Return all of the data exactly, with nothing left out but the pictures.
··· EXTRACTED RECORDS ···
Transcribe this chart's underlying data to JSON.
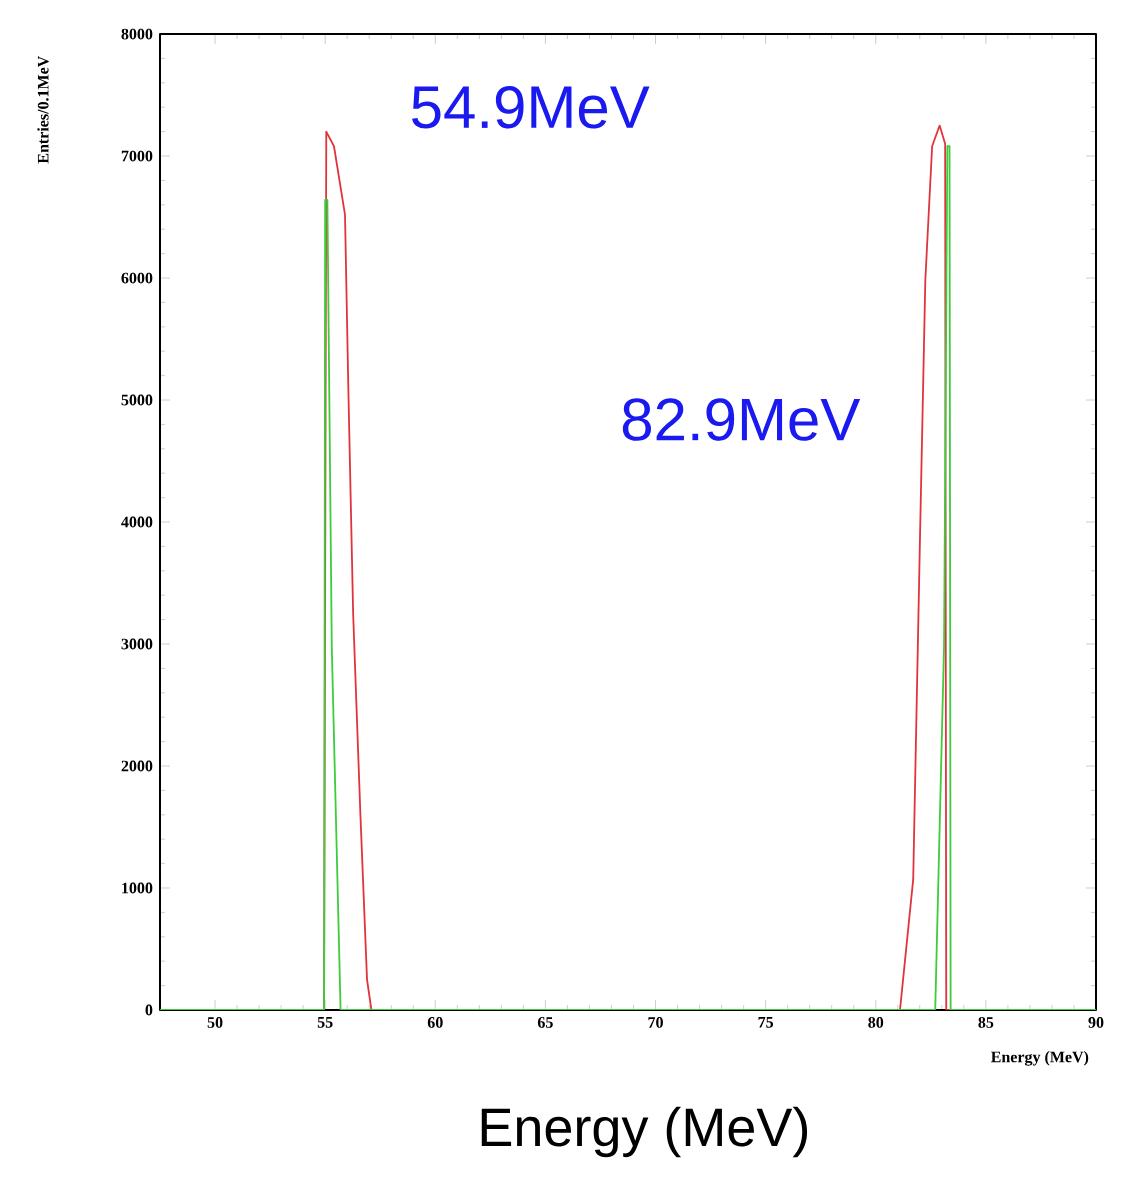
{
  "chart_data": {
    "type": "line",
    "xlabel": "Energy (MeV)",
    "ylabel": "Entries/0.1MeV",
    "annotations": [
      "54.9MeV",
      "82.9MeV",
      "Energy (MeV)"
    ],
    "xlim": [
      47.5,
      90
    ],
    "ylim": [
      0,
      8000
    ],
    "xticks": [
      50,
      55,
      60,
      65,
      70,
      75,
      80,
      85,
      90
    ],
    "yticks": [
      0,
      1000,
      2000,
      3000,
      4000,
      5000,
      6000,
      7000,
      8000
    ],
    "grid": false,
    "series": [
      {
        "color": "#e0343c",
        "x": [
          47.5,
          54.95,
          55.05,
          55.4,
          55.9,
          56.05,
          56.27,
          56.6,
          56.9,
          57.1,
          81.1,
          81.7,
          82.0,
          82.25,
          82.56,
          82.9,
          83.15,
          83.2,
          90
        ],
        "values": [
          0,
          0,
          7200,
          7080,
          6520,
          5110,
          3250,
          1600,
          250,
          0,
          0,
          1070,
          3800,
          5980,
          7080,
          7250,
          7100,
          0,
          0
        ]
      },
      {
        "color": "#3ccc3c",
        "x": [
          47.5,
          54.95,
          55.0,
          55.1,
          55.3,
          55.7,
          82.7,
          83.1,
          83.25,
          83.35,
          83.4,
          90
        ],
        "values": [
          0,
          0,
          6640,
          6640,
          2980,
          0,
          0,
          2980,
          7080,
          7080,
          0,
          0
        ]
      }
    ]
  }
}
···
§ ANSWER FOR THE TASK:
Transcribe this chart's underlying data to JSON.
{
  "chart_data": {
    "type": "line",
    "xlabel": "Energy (MeV)",
    "ylabel": "Entries/0.1MeV",
    "annotations": [
      "54.9MeV",
      "82.9MeV",
      "Energy (MeV)"
    ],
    "xlim": [
      47.5,
      90
    ],
    "ylim": [
      0,
      8000
    ],
    "xticks": [
      50,
      55,
      60,
      65,
      70,
      75,
      80,
      85,
      90
    ],
    "yticks": [
      0,
      1000,
      2000,
      3000,
      4000,
      5000,
      6000,
      7000,
      8000
    ],
    "grid": false,
    "series": [
      {
        "color": "#e0343c",
        "x": [
          47.5,
          54.95,
          55.05,
          55.4,
          55.9,
          56.05,
          56.27,
          56.6,
          56.9,
          57.1,
          81.1,
          81.7,
          82.0,
          82.25,
          82.56,
          82.9,
          83.15,
          83.2,
          90
        ],
        "values": [
          0,
          0,
          7200,
          7080,
          6520,
          5110,
          3250,
          1600,
          250,
          0,
          0,
          1070,
          3800,
          5980,
          7080,
          7250,
          7100,
          0,
          0
        ]
      },
      {
        "color": "#3ccc3c",
        "x": [
          47.5,
          54.95,
          55.0,
          55.1,
          55.3,
          55.7,
          82.7,
          83.1,
          83.25,
          83.35,
          83.4,
          90
        ],
        "values": [
          0,
          0,
          6640,
          6640,
          2980,
          0,
          0,
          2980,
          7080,
          7080,
          0,
          0
        ]
      }
    ]
  }
}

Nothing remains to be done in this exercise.